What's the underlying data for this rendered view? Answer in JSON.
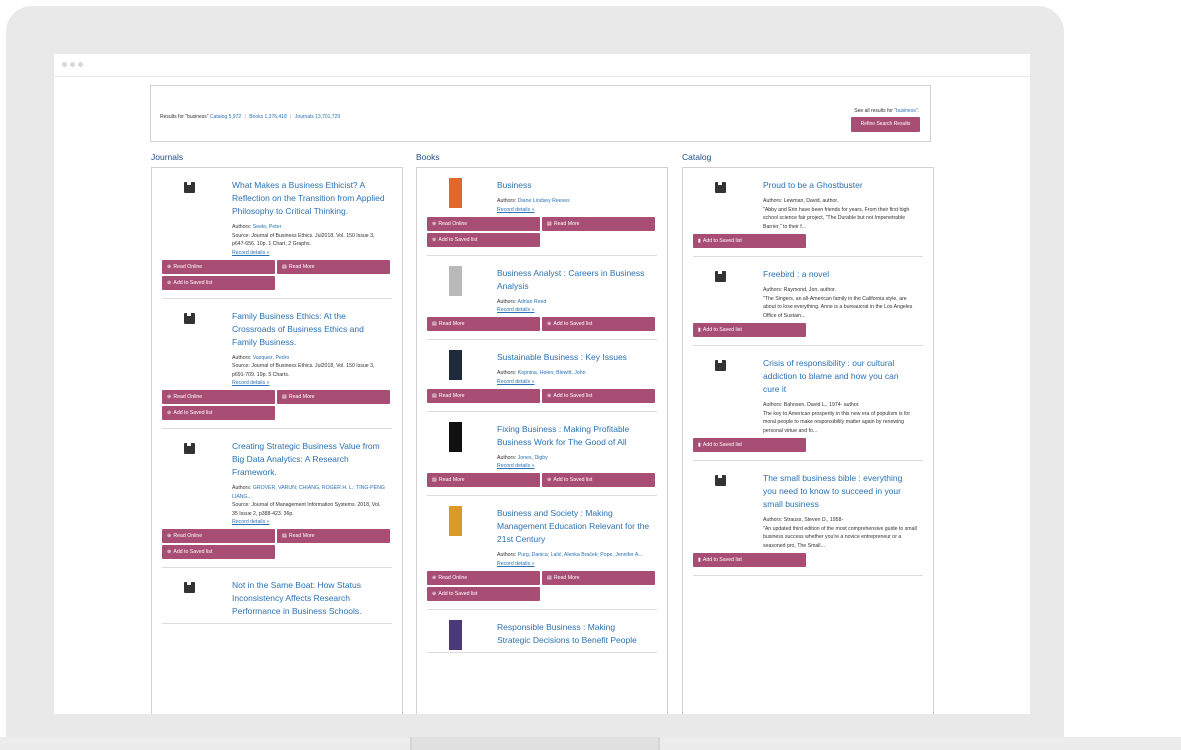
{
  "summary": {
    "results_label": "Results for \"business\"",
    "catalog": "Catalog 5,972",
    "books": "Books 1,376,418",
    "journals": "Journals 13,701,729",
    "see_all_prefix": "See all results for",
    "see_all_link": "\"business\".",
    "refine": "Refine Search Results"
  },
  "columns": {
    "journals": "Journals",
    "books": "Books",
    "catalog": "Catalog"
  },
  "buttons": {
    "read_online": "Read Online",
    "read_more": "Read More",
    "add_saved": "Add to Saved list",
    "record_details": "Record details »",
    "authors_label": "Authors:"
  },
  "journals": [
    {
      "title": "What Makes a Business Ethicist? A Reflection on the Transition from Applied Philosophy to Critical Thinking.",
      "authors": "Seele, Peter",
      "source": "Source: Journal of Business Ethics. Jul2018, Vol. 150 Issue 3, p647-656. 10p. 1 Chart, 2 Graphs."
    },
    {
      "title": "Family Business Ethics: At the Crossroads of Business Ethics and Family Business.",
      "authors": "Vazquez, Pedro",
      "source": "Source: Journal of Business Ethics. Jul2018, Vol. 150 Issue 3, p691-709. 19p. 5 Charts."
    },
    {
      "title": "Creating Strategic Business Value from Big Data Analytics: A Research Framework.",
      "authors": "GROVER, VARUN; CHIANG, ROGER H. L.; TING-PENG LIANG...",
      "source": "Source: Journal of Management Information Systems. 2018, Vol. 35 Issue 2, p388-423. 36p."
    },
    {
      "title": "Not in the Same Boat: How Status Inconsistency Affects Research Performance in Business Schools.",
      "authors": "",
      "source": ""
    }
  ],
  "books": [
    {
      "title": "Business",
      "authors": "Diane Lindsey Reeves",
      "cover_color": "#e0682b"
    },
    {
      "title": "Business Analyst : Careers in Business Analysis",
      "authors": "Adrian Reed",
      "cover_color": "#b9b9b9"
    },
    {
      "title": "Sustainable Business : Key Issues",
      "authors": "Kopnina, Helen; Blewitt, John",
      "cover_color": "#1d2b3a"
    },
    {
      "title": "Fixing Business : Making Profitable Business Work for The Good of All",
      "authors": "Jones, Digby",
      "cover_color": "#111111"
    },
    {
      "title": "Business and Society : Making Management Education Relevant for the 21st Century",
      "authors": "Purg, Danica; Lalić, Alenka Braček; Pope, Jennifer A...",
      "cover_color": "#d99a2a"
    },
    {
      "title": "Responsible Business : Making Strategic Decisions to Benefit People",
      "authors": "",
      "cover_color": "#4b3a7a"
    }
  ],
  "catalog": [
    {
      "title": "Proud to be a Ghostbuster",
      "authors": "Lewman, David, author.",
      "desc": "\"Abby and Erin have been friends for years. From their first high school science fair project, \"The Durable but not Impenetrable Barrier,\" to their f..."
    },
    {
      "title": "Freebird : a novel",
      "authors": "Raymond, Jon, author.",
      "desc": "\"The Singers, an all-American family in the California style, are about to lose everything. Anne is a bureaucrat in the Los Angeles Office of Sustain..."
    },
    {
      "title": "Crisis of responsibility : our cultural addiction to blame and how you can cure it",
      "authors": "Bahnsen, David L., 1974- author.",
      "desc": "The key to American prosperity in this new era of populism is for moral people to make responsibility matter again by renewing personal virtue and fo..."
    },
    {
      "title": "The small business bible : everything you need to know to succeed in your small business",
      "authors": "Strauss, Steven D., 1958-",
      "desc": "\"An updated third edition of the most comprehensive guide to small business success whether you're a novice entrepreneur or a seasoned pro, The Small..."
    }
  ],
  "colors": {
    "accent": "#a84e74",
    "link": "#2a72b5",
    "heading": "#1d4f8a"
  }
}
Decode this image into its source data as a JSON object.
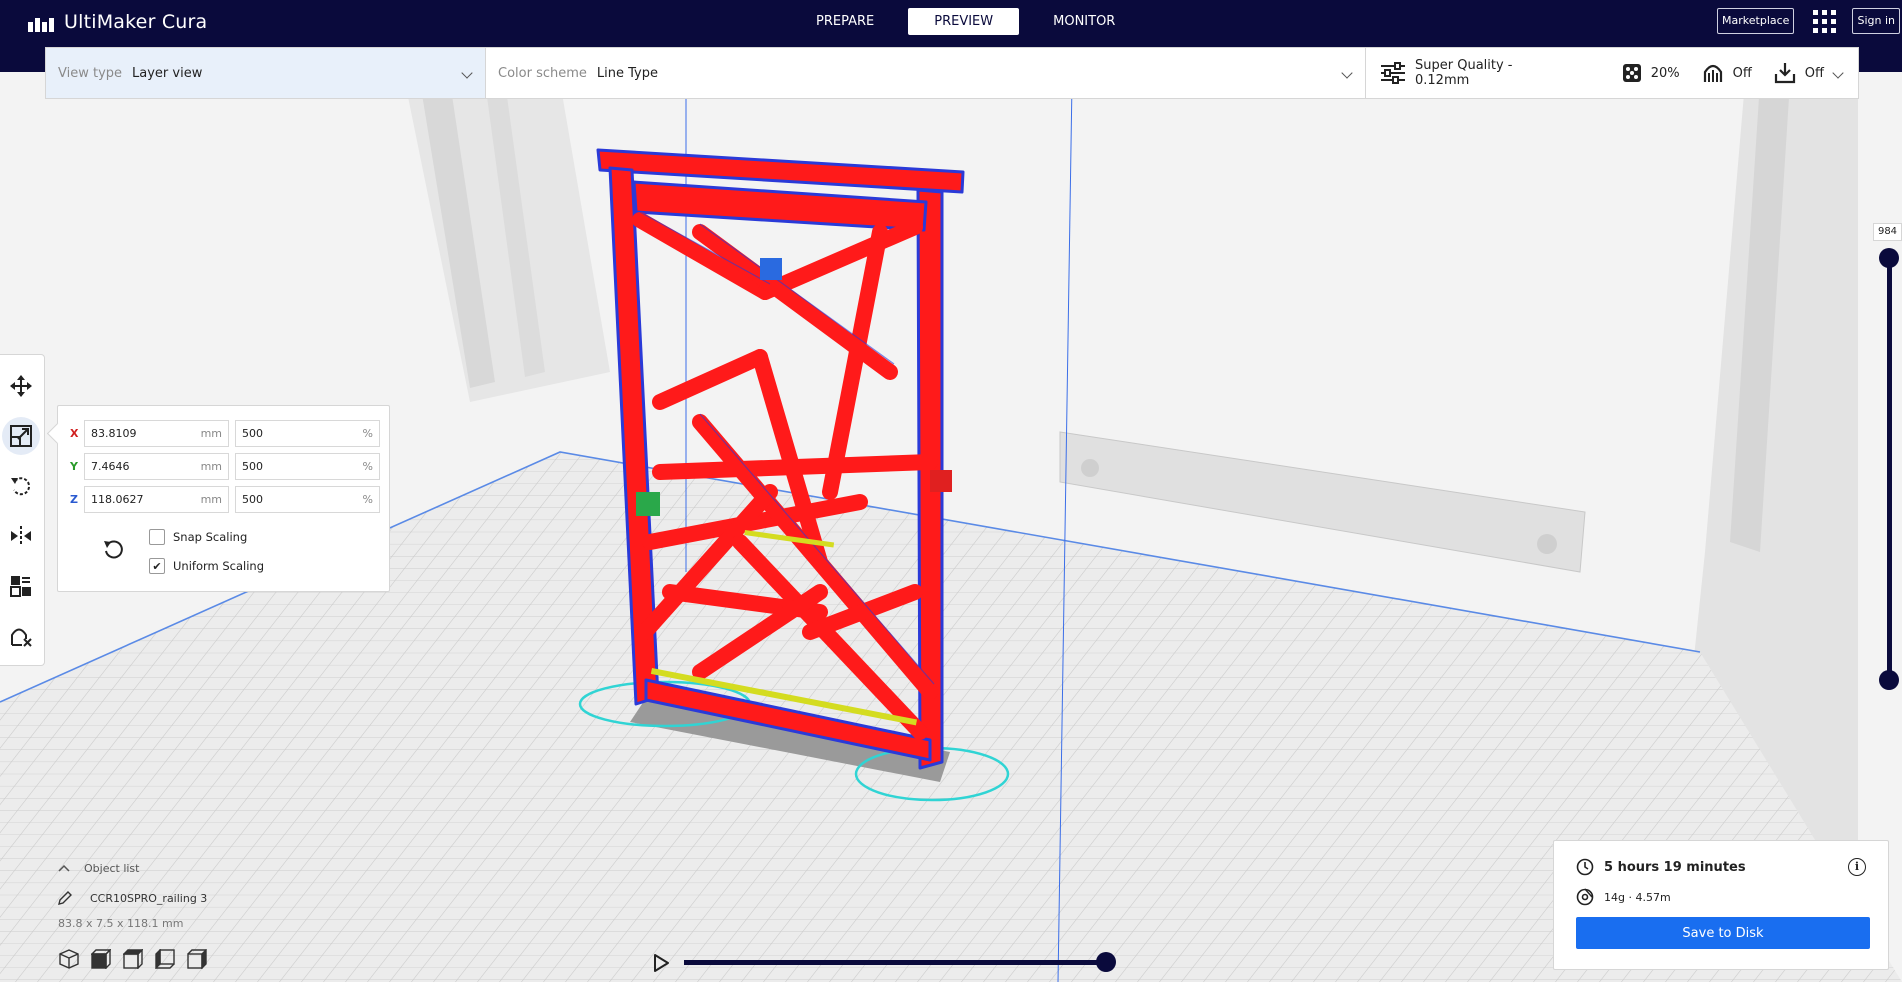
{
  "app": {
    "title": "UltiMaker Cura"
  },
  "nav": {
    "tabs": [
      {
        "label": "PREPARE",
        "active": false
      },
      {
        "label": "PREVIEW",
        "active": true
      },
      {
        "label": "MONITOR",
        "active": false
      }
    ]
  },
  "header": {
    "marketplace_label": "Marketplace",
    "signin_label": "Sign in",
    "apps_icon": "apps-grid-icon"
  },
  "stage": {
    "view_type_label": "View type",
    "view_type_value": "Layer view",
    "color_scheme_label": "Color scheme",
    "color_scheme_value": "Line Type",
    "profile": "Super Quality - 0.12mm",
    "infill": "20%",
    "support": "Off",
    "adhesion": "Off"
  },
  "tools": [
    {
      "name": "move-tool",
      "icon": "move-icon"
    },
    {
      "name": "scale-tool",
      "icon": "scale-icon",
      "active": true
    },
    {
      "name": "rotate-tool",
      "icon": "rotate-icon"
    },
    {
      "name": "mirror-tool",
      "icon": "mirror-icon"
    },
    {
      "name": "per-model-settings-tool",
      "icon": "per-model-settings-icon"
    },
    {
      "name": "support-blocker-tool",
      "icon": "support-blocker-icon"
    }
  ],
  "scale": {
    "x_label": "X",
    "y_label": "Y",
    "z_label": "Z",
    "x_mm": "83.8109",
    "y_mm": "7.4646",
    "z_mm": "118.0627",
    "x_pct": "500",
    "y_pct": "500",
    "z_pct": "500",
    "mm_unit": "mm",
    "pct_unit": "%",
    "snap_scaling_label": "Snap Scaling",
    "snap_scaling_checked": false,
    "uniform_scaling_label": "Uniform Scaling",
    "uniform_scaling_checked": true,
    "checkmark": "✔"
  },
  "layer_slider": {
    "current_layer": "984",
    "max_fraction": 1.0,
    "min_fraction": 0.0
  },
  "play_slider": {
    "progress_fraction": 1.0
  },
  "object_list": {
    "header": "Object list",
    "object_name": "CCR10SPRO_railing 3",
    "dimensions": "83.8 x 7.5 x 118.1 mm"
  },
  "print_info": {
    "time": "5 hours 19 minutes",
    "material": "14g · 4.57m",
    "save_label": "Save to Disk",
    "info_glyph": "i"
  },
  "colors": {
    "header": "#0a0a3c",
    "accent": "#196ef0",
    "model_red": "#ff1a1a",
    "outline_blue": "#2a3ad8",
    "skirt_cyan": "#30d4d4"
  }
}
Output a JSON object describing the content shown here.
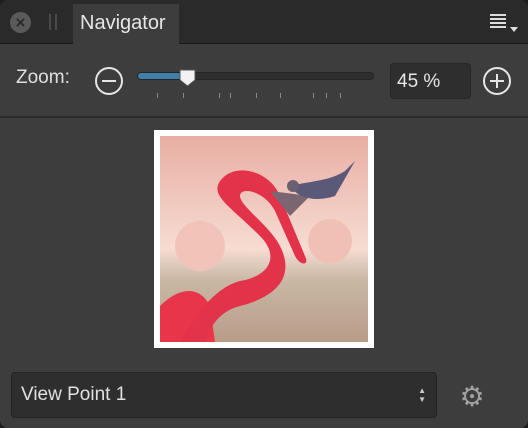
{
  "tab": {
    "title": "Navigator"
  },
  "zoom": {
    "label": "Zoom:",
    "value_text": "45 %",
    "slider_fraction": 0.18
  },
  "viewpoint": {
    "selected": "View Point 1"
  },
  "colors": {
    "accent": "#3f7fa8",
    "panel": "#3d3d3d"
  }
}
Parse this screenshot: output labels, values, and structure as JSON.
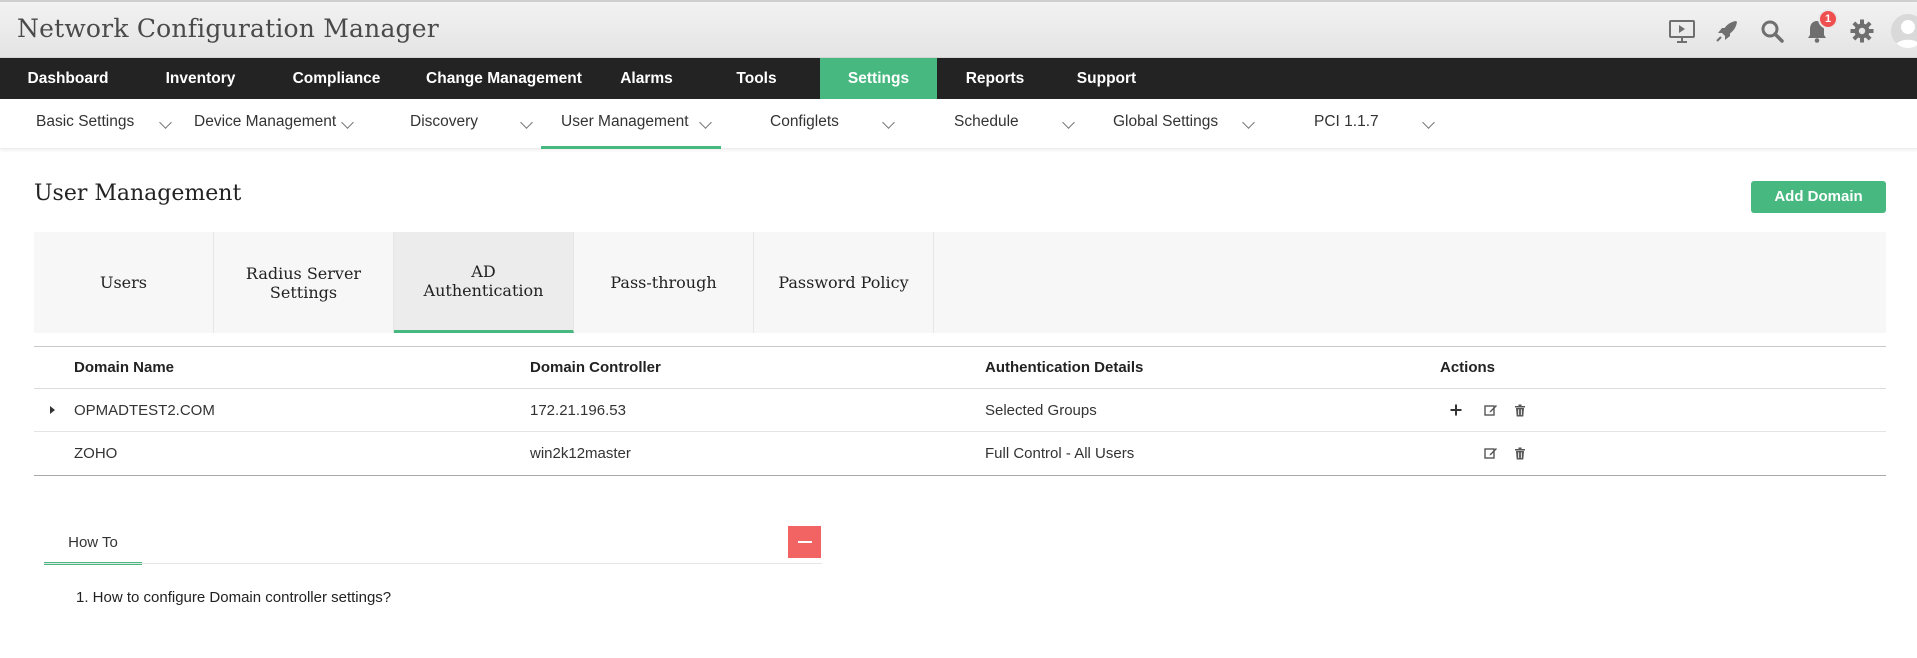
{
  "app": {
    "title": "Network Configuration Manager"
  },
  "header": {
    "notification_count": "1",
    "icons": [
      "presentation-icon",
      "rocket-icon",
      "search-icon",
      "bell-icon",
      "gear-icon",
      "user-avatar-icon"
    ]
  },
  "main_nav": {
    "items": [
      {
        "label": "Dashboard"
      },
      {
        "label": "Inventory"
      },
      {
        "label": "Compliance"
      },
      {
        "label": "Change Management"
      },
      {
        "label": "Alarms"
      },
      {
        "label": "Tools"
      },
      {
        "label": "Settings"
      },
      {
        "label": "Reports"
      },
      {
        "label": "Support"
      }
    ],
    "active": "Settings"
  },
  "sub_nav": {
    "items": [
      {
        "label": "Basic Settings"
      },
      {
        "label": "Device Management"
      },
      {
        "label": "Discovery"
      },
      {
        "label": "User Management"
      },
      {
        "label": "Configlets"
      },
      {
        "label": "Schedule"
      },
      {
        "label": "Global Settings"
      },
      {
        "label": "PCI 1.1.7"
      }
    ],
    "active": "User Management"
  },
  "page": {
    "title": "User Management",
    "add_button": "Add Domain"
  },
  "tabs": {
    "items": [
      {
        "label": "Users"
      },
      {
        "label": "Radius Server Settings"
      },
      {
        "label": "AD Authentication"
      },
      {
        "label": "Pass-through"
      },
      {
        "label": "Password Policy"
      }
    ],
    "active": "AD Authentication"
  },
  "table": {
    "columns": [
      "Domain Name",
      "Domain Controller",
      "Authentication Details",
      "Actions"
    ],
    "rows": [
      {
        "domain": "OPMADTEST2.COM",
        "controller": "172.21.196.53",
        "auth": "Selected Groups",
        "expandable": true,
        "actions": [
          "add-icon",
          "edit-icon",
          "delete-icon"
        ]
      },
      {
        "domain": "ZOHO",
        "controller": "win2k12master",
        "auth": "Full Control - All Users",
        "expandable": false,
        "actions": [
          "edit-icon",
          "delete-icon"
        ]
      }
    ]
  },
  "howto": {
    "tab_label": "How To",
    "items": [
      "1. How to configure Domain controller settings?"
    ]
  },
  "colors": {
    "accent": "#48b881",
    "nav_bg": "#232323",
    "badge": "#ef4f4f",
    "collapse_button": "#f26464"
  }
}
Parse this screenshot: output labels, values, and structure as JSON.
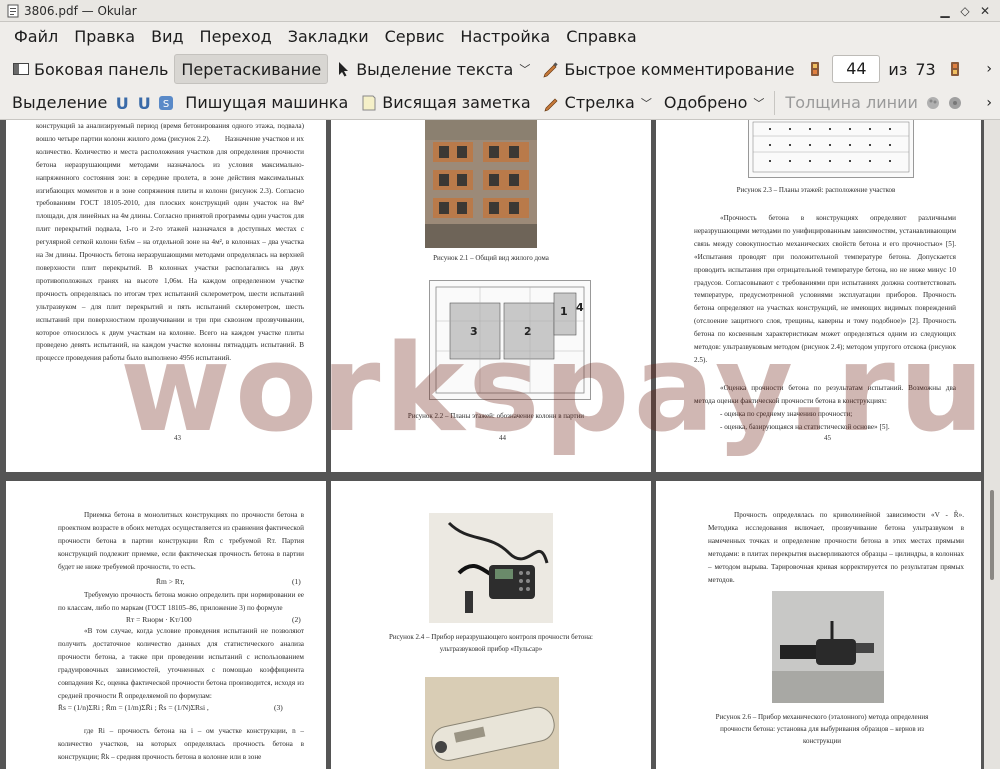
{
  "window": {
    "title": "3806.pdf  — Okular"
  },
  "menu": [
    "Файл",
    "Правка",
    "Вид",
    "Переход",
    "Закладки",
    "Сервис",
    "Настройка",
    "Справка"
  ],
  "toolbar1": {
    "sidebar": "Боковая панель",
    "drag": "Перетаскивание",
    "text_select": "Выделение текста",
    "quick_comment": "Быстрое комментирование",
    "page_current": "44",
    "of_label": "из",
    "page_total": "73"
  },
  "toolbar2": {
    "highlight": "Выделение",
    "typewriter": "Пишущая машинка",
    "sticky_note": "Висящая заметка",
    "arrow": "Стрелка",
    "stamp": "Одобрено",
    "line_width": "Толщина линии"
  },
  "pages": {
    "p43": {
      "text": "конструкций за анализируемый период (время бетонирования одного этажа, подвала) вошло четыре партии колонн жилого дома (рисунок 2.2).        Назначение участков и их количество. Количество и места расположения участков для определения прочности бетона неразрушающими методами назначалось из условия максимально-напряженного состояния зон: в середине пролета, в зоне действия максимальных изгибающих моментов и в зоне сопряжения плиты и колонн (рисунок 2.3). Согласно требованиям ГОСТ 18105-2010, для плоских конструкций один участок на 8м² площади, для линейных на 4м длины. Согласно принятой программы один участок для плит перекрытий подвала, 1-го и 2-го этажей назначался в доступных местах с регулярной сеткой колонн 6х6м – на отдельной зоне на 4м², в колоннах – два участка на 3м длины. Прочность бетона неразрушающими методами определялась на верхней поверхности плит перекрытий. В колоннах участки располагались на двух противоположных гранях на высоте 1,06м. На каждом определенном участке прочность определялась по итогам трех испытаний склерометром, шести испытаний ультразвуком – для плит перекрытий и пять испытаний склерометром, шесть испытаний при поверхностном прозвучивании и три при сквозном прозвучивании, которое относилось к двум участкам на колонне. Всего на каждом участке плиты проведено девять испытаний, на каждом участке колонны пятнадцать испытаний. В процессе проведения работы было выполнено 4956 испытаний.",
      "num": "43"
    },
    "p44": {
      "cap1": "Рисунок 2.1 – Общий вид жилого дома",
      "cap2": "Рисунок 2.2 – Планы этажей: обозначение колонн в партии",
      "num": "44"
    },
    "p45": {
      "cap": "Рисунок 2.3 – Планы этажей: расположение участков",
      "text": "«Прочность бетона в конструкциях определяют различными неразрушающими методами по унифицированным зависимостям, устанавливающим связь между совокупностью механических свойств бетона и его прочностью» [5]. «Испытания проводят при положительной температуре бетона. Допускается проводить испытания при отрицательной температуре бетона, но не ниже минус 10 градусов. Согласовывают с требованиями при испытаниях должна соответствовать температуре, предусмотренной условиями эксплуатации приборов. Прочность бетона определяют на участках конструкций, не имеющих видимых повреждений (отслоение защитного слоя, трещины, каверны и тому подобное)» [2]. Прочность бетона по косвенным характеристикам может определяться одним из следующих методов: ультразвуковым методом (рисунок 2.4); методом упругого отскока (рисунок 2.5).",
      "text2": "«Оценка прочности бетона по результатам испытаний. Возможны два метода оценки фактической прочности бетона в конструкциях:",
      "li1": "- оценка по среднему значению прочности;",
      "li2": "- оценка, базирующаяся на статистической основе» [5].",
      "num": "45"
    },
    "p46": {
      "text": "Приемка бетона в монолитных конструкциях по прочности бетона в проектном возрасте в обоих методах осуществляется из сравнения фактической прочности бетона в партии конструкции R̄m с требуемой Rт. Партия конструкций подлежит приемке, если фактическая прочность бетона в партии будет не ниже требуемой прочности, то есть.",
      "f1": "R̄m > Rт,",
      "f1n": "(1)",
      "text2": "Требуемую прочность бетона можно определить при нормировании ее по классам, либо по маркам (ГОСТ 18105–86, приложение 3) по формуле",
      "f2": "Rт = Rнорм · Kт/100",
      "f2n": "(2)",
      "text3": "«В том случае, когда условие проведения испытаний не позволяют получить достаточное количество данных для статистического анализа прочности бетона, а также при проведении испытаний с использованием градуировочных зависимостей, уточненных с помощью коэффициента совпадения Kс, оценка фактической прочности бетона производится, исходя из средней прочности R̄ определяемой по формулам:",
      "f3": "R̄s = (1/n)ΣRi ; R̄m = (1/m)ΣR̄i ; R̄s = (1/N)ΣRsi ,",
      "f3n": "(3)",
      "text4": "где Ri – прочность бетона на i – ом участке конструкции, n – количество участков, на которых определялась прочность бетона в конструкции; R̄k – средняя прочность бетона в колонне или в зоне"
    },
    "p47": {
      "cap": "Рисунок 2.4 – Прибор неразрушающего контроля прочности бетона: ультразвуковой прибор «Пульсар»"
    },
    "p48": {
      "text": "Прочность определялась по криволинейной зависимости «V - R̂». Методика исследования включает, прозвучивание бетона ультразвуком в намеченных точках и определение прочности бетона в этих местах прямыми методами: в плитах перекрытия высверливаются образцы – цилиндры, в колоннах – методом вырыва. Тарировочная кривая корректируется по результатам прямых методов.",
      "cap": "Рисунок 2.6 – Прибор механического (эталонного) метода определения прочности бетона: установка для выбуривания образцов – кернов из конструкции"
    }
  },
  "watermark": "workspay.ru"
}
———
## Description of the task
Copy each line of the records containing the string "small".

## Written response
      "title": "The small business bible : everything you need to know to succeed in your small business",
      "desc": "\"An updated third edition of the most comprehensive guide to small business success whether you're a novice entrepreneur or a seasoned pro, The Small..."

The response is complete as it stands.